## WORK TO BE COMPLETED
Reproduce every line of the material below word for word, omitting the pictures.

## THE RECORDS
+-------+
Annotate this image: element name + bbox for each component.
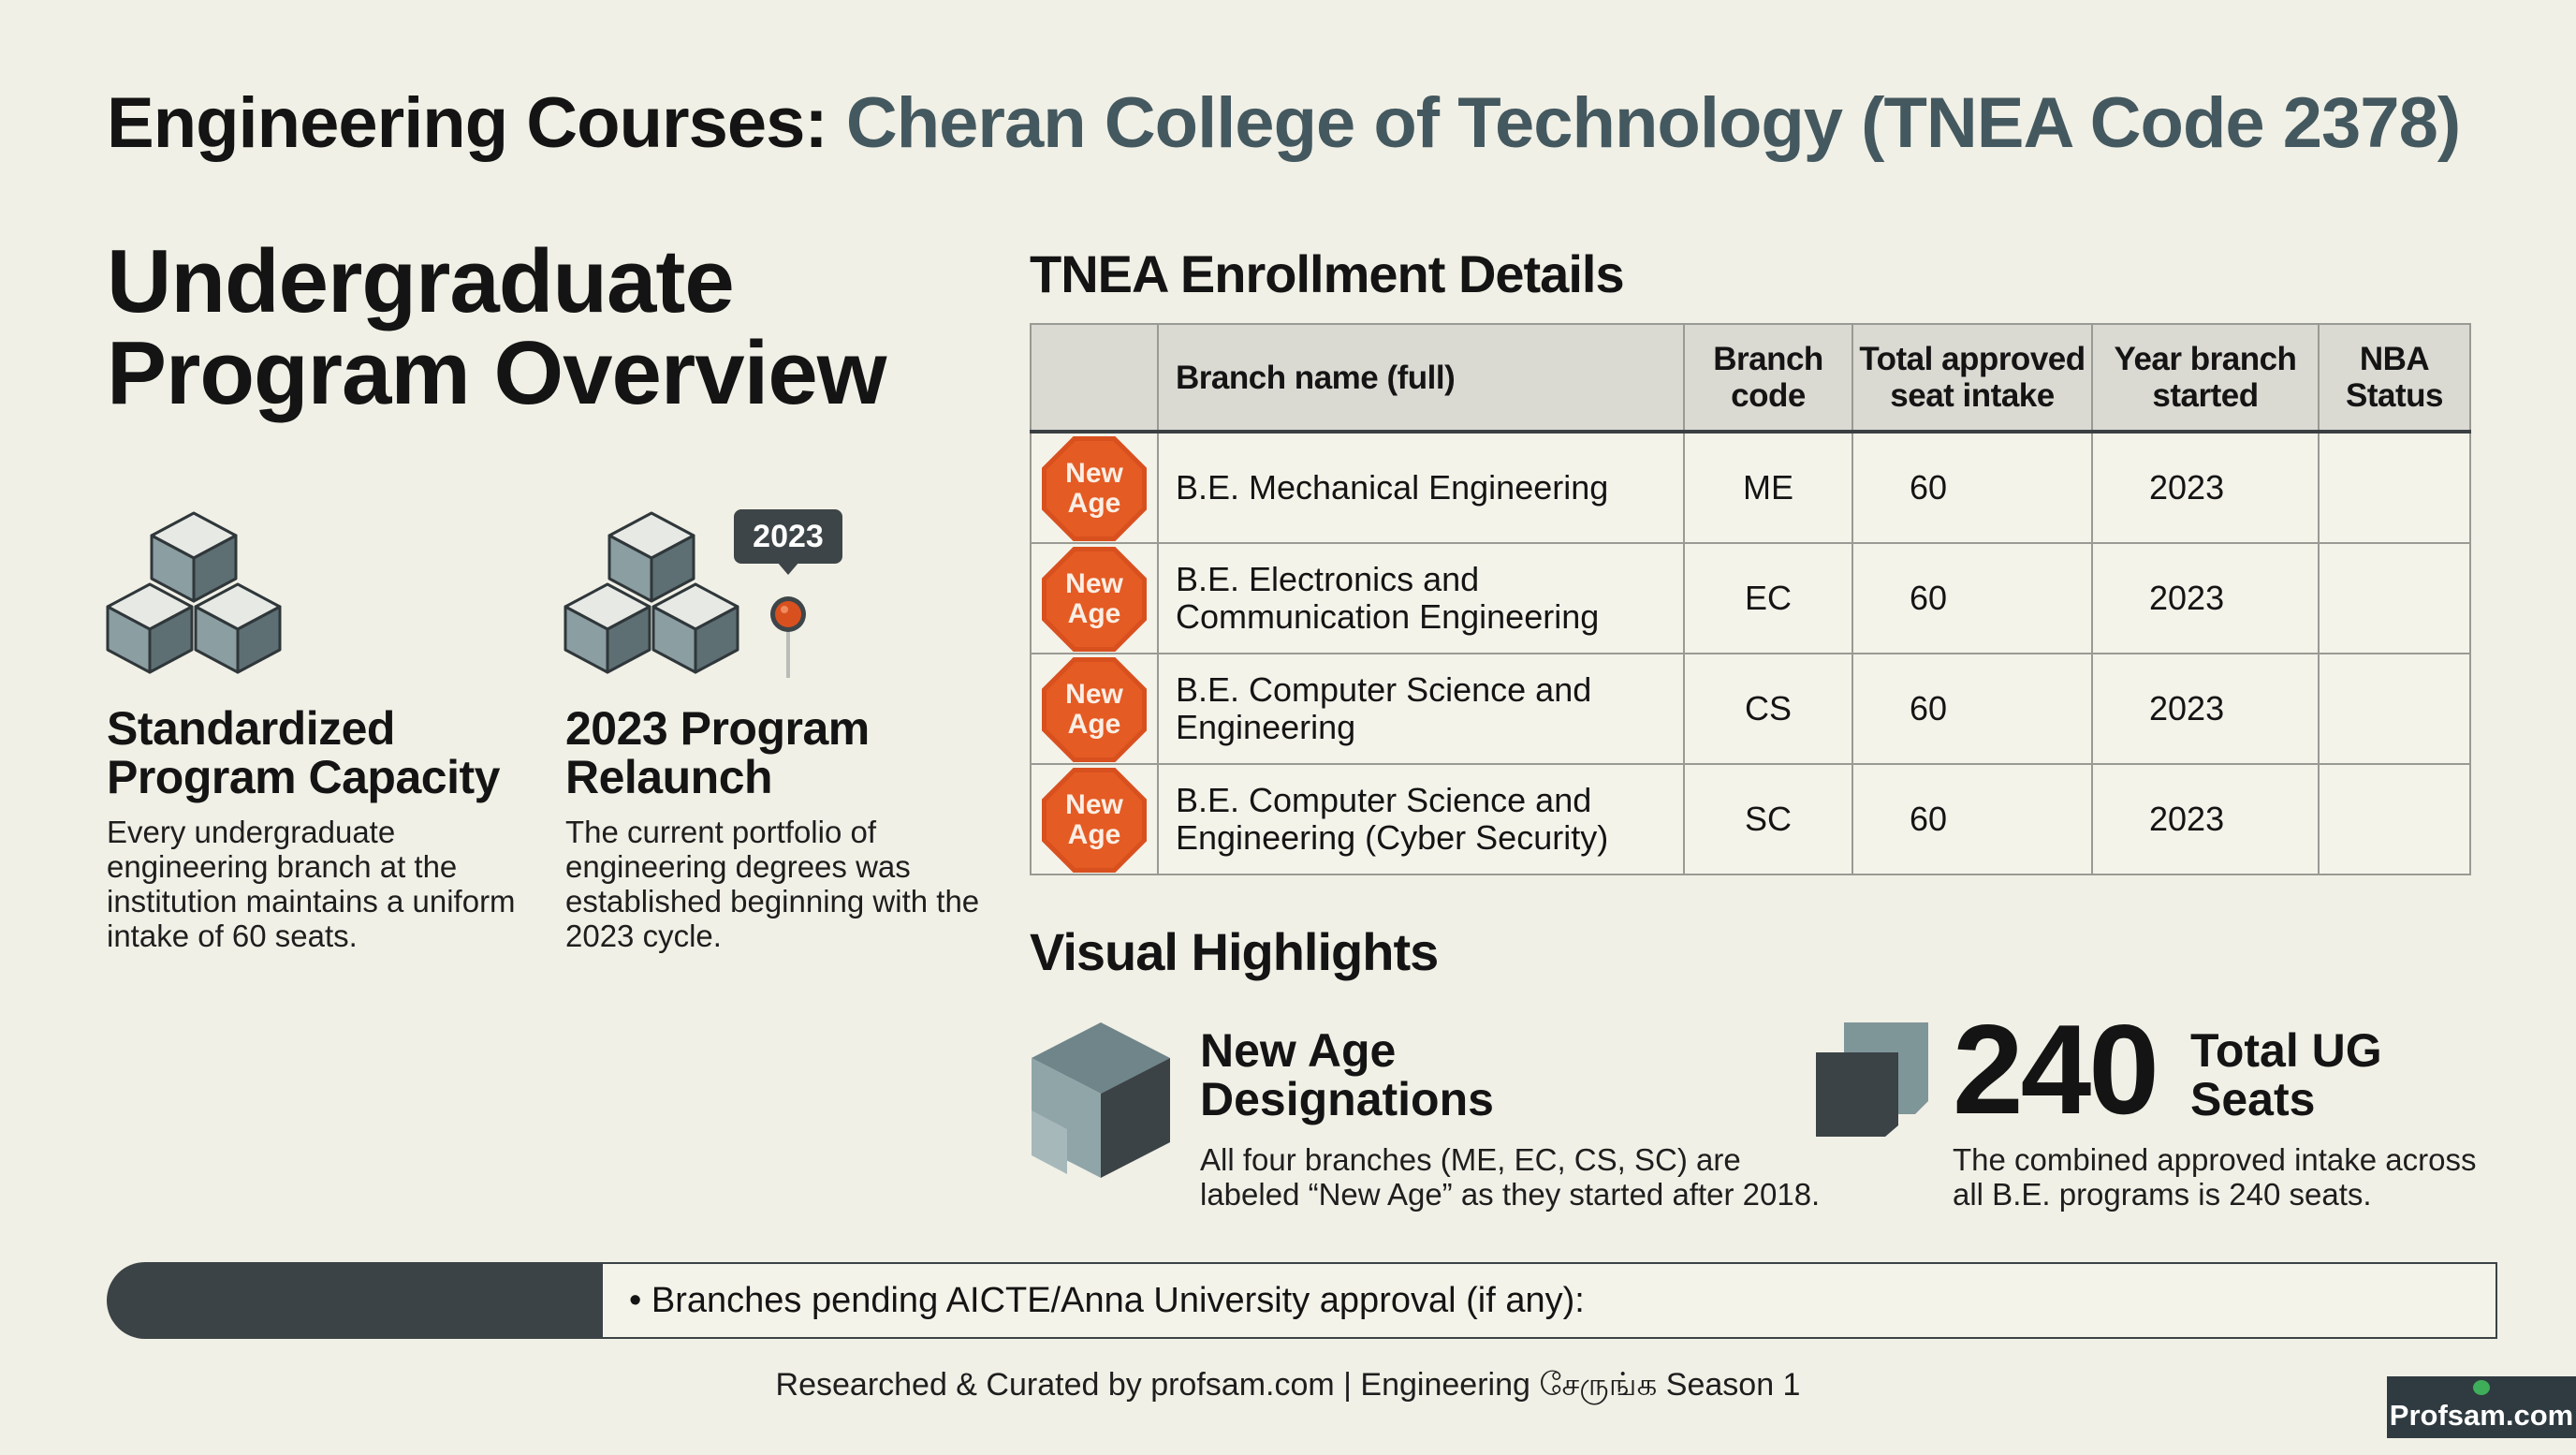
year-started: 2023	[2091, 431, 2320, 544]
table-row: New Age B.E. Computer Science and Engineer…	[1030, 763, 2471, 875]
feature-relaunch-title: 2023 Program Relaunch	[565, 702, 870, 803]
enrollment-heading: TNEA Enrollment Details	[1030, 244, 1625, 303]
total-seats-body: The combined approved intake across all …	[1953, 1142, 2477, 1212]
stacked-squares-icon	[1816, 1022, 1928, 1137]
total-seats-label: Total UG Seats	[2190, 1024, 2382, 1125]
logo-mark-icon	[2473, 1380, 2490, 1395]
folded-cube-icon	[1032, 1022, 1170, 1178]
new-age-badge: New Age	[1030, 763, 1159, 875]
table-row: New Age B.E. Mechanical Engineering ME 60…	[1030, 431, 2471, 544]
col-branch-code: Branch code	[1683, 323, 1853, 434]
new-age-badge: New Age	[1030, 653, 1159, 765]
nba-status	[2318, 542, 2471, 654]
branch-code: ME	[1683, 431, 1853, 544]
title-prefix: Engineering Courses:	[107, 83, 828, 163]
feature-capacity-body: Every undergraduate engineering branch a…	[107, 815, 516, 953]
new-age-badge: New Age	[1030, 542, 1159, 654]
feature-relaunch-body: The current portfolio of engineering deg…	[565, 815, 980, 953]
new-age-title: New Age Designations	[1200, 1024, 1494, 1125]
seat-intake: 60	[1852, 653, 2093, 765]
overview-heading: Undergraduate Program Overview	[107, 236, 886, 419]
map-pin-icon	[770, 562, 806, 678]
branch-name: B.E. Electronics and Communication Engine…	[1157, 542, 1685, 654]
branch-code: SC	[1683, 763, 1853, 875]
branch-name: B.E. Computer Science and Engineering (Cy…	[1157, 763, 1685, 875]
highlights-heading: Visual Highlights	[1030, 922, 1439, 981]
year-started: 2023	[2091, 653, 2320, 765]
nba-status	[2318, 431, 2471, 544]
profsam-logo: Profsam.com	[2387, 1376, 2576, 1438]
new-age-body: All four branches (ME, EC, CS, SC) are l…	[1200, 1142, 1821, 1212]
branch-code: CS	[1683, 653, 1853, 765]
seat-intake: 60	[1852, 763, 2093, 875]
feature-capacity-title: Standardized Program Capacity	[107, 702, 500, 803]
new-age-highlight: New Age Designations All four branches (…	[1200, 1026, 1874, 1212]
pending-bar-accent	[107, 1262, 603, 1339]
table-header-row: Branch name (full) Branch code Total appr…	[1030, 323, 2471, 434]
year-started: 2023	[2091, 763, 2320, 875]
col-nba-status: NBA Status	[2318, 323, 2471, 434]
col-year-started: Year branch started	[2091, 323, 2320, 434]
branch-name: B.E. Computer Science and Engineering	[1157, 653, 1685, 765]
cubes-pin-icon	[564, 511, 739, 674]
col-badge	[1030, 323, 1159, 434]
overview-heading-line2: Program Overview	[107, 323, 886, 423]
footer-credit: Researched & Curated by profsam.com | En…	[775, 1367, 1801, 1403]
seat-intake: 60	[1852, 431, 2093, 544]
total-seats-value: 240	[1953, 998, 2159, 1140]
branch-code: EC	[1683, 542, 1853, 654]
nba-status	[2318, 653, 2471, 765]
title-accent: Cheran College of Technology (TNEA Code …	[845, 83, 2461, 163]
table-row: New Age B.E. Electronics and Communication…	[1030, 542, 2471, 654]
pending-approval-text: • Branches pending AICTE/Anna University…	[601, 1262, 2497, 1339]
overview-heading-line1: Undergraduate	[107, 231, 735, 331]
cubes-icon	[106, 511, 282, 674]
new-age-badge: New Age	[1030, 431, 1159, 544]
year-pin-tag: 2023	[734, 509, 842, 564]
branch-name: B.E. Mechanical Engineering	[1157, 431, 1685, 544]
pending-approval-bar: • Branches pending AICTE/Anna University…	[107, 1262, 2497, 1339]
feature-capacity: Standardized Program Capacity Every unde…	[107, 704, 537, 953]
feature-relaunch: 2023 Program Relaunch The current portfo…	[565, 704, 1015, 953]
table-row: New Age B.E. Computer Science and Engineer…	[1030, 653, 2471, 765]
col-seat-intake: Total approved seat intake	[1852, 323, 2093, 434]
nba-status	[2318, 763, 2471, 875]
seat-intake: 60	[1852, 542, 2093, 654]
enrollment-table: Branch name (full) Branch code Total appr…	[1030, 323, 2471, 875]
page-title: Engineering Courses: Cheran College of T…	[107, 82, 2461, 164]
col-branch-name: Branch name (full)	[1157, 323, 1685, 434]
year-started: 2023	[2091, 542, 2320, 654]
+-------+
## ANSWER IN FULL
Annotate this image: element name + bbox for each component.
year-started: 2023	[2091, 431, 2320, 544]
table-row: New Age B.E. Computer Science and Engineer…	[1030, 763, 2471, 875]
feature-relaunch-title: 2023 Program Relaunch	[565, 702, 870, 803]
enrollment-heading: TNEA Enrollment Details	[1030, 244, 1625, 303]
total-seats-body: The combined approved intake across all …	[1953, 1142, 2477, 1212]
stacked-squares-icon	[1816, 1022, 1928, 1137]
total-seats-label: Total UG Seats	[2190, 1024, 2382, 1125]
logo-mark-icon	[2473, 1380, 2490, 1395]
folded-cube-icon	[1032, 1022, 1170, 1178]
new-age-badge: New Age	[1030, 763, 1159, 875]
table-row: New Age B.E. Mechanical Engineering ME 60…	[1030, 431, 2471, 544]
col-branch-code: Branch code	[1683, 323, 1853, 434]
new-age-badge: New Age	[1030, 653, 1159, 765]
nba-status	[2318, 542, 2471, 654]
branch-code: ME	[1683, 431, 1853, 544]
title-prefix: Engineering Courses:	[107, 83, 828, 163]
feature-capacity-body: Every undergraduate engineering branch a…	[107, 815, 516, 953]
new-age-badge: New Age	[1030, 542, 1159, 654]
feature-relaunch-body: The current portfolio of engineering deg…	[565, 815, 980, 953]
new-age-title: New Age Designations	[1200, 1024, 1494, 1125]
seat-intake: 60	[1852, 653, 2093, 765]
overview-heading: Undergraduate Program Overview	[107, 236, 886, 419]
map-pin-icon	[770, 562, 806, 678]
branch-name: B.E. Electronics and Communication Engine…	[1157, 542, 1685, 654]
branch-code: SC	[1683, 763, 1853, 875]
branch-name: B.E. Computer Science and Engineering (Cy…	[1157, 763, 1685, 875]
highlights-heading: Visual Highlights	[1030, 922, 1439, 981]
year-started: 2023	[2091, 653, 2320, 765]
nba-status	[2318, 431, 2471, 544]
profsam-logo: Profsam.com	[2387, 1376, 2576, 1438]
new-age-body: All four branches (ME, EC, CS, SC) are l…	[1200, 1142, 1821, 1212]
branch-code: CS	[1683, 653, 1853, 765]
seat-intake: 60	[1852, 763, 2093, 875]
feature-capacity-title: Standardized Program Capacity	[107, 702, 500, 803]
new-age-highlight: New Age Designations All four branches (…	[1200, 1026, 1874, 1212]
pending-bar-accent	[107, 1262, 603, 1339]
table-header-row: Branch name (full) Branch code Total appr…	[1030, 323, 2471, 434]
year-started: 2023	[2091, 763, 2320, 875]
col-nba-status: NBA Status	[2318, 323, 2471, 434]
col-year-started: Year branch started	[2091, 323, 2320, 434]
branch-name: B.E. Computer Science and Engineering	[1157, 653, 1685, 765]
cubes-pin-icon	[564, 511, 739, 674]
col-badge	[1030, 323, 1159, 434]
overview-heading-line2: Program Overview	[107, 323, 886, 423]
footer-credit: Researched & Curated by profsam.com | En…	[775, 1367, 1801, 1403]
seat-intake: 60	[1852, 431, 2093, 544]
total-seats-value: 240	[1953, 998, 2159, 1140]
branch-code: EC	[1683, 542, 1853, 654]
nba-status	[2318, 653, 2471, 765]
title-accent: Cheran College of Technology (TNEA Code …	[845, 83, 2461, 163]
table-row: New Age B.E. Electronics and Communication…	[1030, 542, 2471, 654]
pending-approval-text: • Branches pending AICTE/Anna University…	[601, 1262, 2497, 1339]
overview-heading-line1: Undergraduate	[107, 231, 735, 331]
cubes-icon	[106, 511, 282, 674]
new-age-badge: New Age	[1030, 431, 1159, 544]
year-pin-tag: 2023	[734, 509, 842, 564]
branch-name: B.E. Mechanical Engineering	[1157, 431, 1685, 544]
pending-approval-bar: • Branches pending AICTE/Anna University…	[107, 1262, 2497, 1339]
feature-capacity: Standardized Program Capacity Every unde…	[107, 704, 537, 953]
feature-relaunch: 2023 Program Relaunch The current portfo…	[565, 704, 1015, 953]
table-row: New Age B.E. Computer Science and Engineer…	[1030, 653, 2471, 765]
col-seat-intake: Total approved seat intake	[1852, 323, 2093, 434]
nba-status	[2318, 763, 2471, 875]
seat-intake: 60	[1852, 542, 2093, 654]
enrollment-table: Branch name (full) Branch code Total appr…	[1030, 323, 2471, 875]
page-title: Engineering Courses: Cheran College of T…	[107, 82, 2461, 164]
col-branch-name: Branch name (full)	[1157, 323, 1685, 434]
year-started: 2023	[2091, 542, 2320, 654]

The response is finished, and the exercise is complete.